● EXERCISE OBJECTIVE:
Can you set down, unchanged, the lines in the records below from the line with "y-tick-label: 15 xyxy=(111,340,127,355)" up to and including the line with "heatmap-cell xyxy=(147,380,160,401)"?

-- start of DATA SUPPLIED --

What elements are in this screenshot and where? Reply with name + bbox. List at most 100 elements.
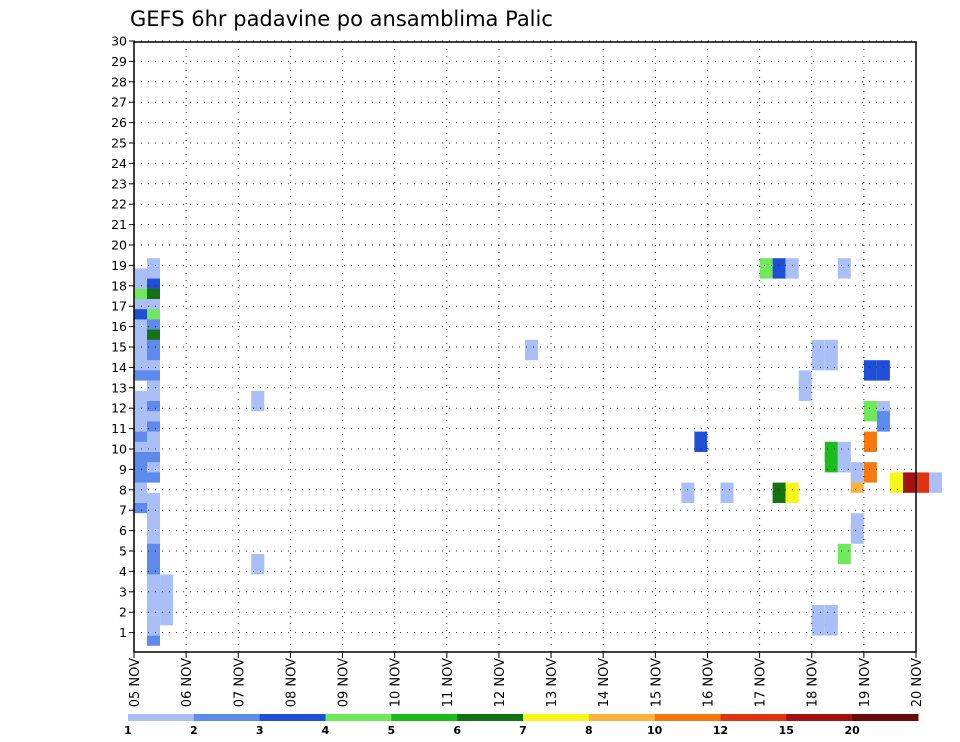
y-tick-label: 15 xyxy=(111,340,127,355)
y-tick-label: 18 xyxy=(111,278,127,293)
heatmap-cell xyxy=(863,431,877,452)
colorbar: 1 2 3 4 5 6 7 8 10 12 15 20 xyxy=(124,714,919,737)
heatmap-cell xyxy=(824,339,838,361)
y-tick-label: 23 xyxy=(111,176,127,191)
y-tick-label: 2 xyxy=(119,605,127,620)
y-tick-label: 26 xyxy=(111,115,127,130)
heatmap-cell xyxy=(759,258,773,279)
heatmap-cell xyxy=(147,380,160,401)
colorbar-tick-label: 15 xyxy=(779,724,794,737)
x-tick-label: 17 NOV xyxy=(754,658,769,707)
heatmap-cell xyxy=(681,482,695,503)
colorbar-tick-label: 6 xyxy=(453,724,461,737)
heatmap-cell xyxy=(772,482,786,503)
x-tick-label: 20 NOV xyxy=(910,658,925,707)
heatmap-cell xyxy=(863,360,877,381)
heatmap-cell xyxy=(863,401,877,422)
heatmap-cell xyxy=(837,543,851,565)
heatmap-cell xyxy=(837,441,851,463)
x-axis: 05 NOV 06 NOV 07 NOV 08 NOV 09 NOV 10 NOV 11 N… xyxy=(128,652,925,707)
y-tick-label: 4 xyxy=(119,564,127,579)
heatmap-cell xyxy=(785,482,799,503)
y-tick-label: 29 xyxy=(111,54,127,69)
y-tick-label: 21 xyxy=(111,217,127,232)
x-tick-label: 18 NOV xyxy=(806,658,821,707)
heatmap-cell xyxy=(837,258,851,279)
heatmap-cell xyxy=(850,513,864,534)
heatmap-cell xyxy=(785,258,799,279)
colorbar-segment xyxy=(259,714,326,721)
y-tick-label: 11 xyxy=(111,421,127,436)
heatmap-cell xyxy=(147,492,160,514)
x-tick-label: 12 NOV xyxy=(493,658,508,707)
x-tick-label: 19 NOV xyxy=(858,658,873,707)
heatmap-cell xyxy=(824,605,838,626)
colorbar-tick-label: 10 xyxy=(647,724,663,737)
y-tick-label: 16 xyxy=(111,319,127,334)
colorbar-segment xyxy=(325,714,392,721)
colorbar-tick-label: 7 xyxy=(519,724,527,737)
x-tick-label: 06 NOV xyxy=(180,658,195,707)
colorbar-segment xyxy=(523,714,590,721)
y-tick-label: 12 xyxy=(111,401,127,416)
y-tick-label: 14 xyxy=(111,360,127,375)
heatmap-cell xyxy=(251,390,265,412)
colorbar-tick-label: 3 xyxy=(256,724,264,737)
colorbar-tick-label: 2 xyxy=(190,724,198,737)
heatmap-cell xyxy=(863,462,877,483)
heatmap-cell xyxy=(251,554,265,575)
colorbar-tick-label: 12 xyxy=(713,724,728,737)
heatmap-cells xyxy=(134,258,942,646)
x-tick-label: 08 NOV xyxy=(284,658,299,707)
heatmap-cell xyxy=(147,258,160,279)
y-tick-label: 24 xyxy=(111,156,127,171)
colorbar-segment xyxy=(128,714,195,721)
heatmap-cell xyxy=(160,574,174,595)
colorbar-tick-label: 1 xyxy=(124,724,132,737)
y-tick-label: 28 xyxy=(111,74,127,89)
colorbar-segment xyxy=(654,714,721,721)
x-tick-label: 10 NOV xyxy=(389,658,404,707)
heatmap-cell xyxy=(134,350,147,371)
y-axis: 1234567891011121314151617181920212223242… xyxy=(111,34,134,640)
colorbar-segment xyxy=(588,714,656,721)
heatmap-cell xyxy=(147,615,160,636)
colorbar-segment xyxy=(720,714,787,721)
colorbar-tick-label: 8 xyxy=(585,724,593,737)
heatmap-cell xyxy=(525,339,538,361)
heatmap-cell xyxy=(824,441,838,463)
y-tick-label: 8 xyxy=(119,482,127,497)
chart-title: GEFS 6hr padavine po ansamblima Palic xyxy=(130,7,553,31)
heatmap-cell xyxy=(811,339,825,361)
colorbar-segment xyxy=(457,714,524,721)
heatmap-cell xyxy=(134,268,147,289)
y-tick-label: 25 xyxy=(111,136,127,151)
colorbar-segment xyxy=(786,714,853,721)
heatmap-cell xyxy=(876,411,890,432)
x-tick-label: 11 NOV xyxy=(441,658,456,707)
y-tick-label: 9 xyxy=(119,462,127,477)
heatmap-cell xyxy=(134,390,147,412)
colorbar-tick-label: 5 xyxy=(387,724,395,737)
y-tick-label: 30 xyxy=(111,34,127,49)
y-tick-label: 7 xyxy=(119,503,127,518)
x-tick-label: 14 NOV xyxy=(597,658,612,707)
y-tick-label: 27 xyxy=(111,95,127,110)
y-tick-label: 19 xyxy=(111,258,127,273)
heatmap-cell xyxy=(929,472,942,493)
y-tick-label: 13 xyxy=(111,380,127,395)
colorbar-segment xyxy=(852,714,919,721)
heatmap-cell xyxy=(903,472,916,493)
y-tick-label: 5 xyxy=(119,544,127,559)
y-tick-label: 20 xyxy=(111,238,127,253)
heatmap-cell xyxy=(850,462,864,483)
colorbar-segment xyxy=(193,714,261,721)
colorbar-tick-label: 20 xyxy=(845,724,861,737)
x-tick-label: 07 NOV xyxy=(232,658,247,707)
heatmap-cell xyxy=(720,482,734,503)
heatmap-cell xyxy=(811,605,825,626)
y-tick-label: 1 xyxy=(119,625,127,640)
y-tick-label: 6 xyxy=(119,523,127,538)
x-tick-label: 16 NOV xyxy=(702,658,717,707)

-- end of DATA SUPPLIED --

● EXERCISE ANSWER:
y-tick-label: 15 xyxy=(111,340,127,355)
y-tick-label: 18 xyxy=(111,278,127,293)
heatmap-cell xyxy=(863,431,877,452)
colorbar: 1 2 3 4 5 6 7 8 10 12 15 20 xyxy=(124,714,919,737)
heatmap-cell xyxy=(824,339,838,361)
y-tick-label: 23 xyxy=(111,176,127,191)
y-tick-label: 2 xyxy=(119,605,127,620)
y-tick-label: 26 xyxy=(111,115,127,130)
heatmap-cell xyxy=(759,258,773,279)
heatmap-cell xyxy=(147,380,160,401)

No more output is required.